-- GIVEN EXERCISE --
Identify every line in the records below that contains the word "Resolution", and copy each of those lines.

--- DATA LINES ---

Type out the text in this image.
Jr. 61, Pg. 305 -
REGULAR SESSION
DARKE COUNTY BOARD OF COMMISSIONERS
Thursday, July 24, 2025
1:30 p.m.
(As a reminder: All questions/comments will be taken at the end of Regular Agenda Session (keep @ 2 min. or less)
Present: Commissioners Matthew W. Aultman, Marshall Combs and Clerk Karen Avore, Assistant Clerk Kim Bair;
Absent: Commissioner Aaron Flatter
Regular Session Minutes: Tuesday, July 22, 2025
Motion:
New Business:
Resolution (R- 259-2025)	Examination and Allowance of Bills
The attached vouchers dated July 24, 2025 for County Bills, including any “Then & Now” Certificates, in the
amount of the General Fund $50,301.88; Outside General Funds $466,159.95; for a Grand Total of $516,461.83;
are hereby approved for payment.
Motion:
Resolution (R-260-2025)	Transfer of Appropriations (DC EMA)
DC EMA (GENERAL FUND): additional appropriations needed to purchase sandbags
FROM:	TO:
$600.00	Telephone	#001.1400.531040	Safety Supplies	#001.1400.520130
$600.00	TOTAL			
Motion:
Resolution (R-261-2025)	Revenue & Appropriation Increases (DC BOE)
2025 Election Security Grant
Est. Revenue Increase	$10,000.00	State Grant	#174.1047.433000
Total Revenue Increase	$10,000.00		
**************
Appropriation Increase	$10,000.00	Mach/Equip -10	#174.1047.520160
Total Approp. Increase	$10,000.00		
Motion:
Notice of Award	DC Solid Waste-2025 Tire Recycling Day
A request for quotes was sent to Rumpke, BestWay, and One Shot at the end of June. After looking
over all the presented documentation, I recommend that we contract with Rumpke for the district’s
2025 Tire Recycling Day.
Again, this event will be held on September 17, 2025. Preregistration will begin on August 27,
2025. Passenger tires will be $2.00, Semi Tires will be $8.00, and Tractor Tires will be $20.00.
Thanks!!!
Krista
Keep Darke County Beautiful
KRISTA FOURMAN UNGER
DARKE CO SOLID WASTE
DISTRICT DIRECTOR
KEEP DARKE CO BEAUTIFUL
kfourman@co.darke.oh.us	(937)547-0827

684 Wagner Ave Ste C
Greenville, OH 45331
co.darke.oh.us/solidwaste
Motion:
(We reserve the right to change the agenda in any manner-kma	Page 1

---

-- THE OUTPUT --
Resolution (R- 259-2025)	Examination and Allowance of Bills
Resolution (R-260-2025)	Transfer of Appropriations (DC EMA)
Resolution (R-261-2025)	Revenue & Appropriation Increases (DC BOE)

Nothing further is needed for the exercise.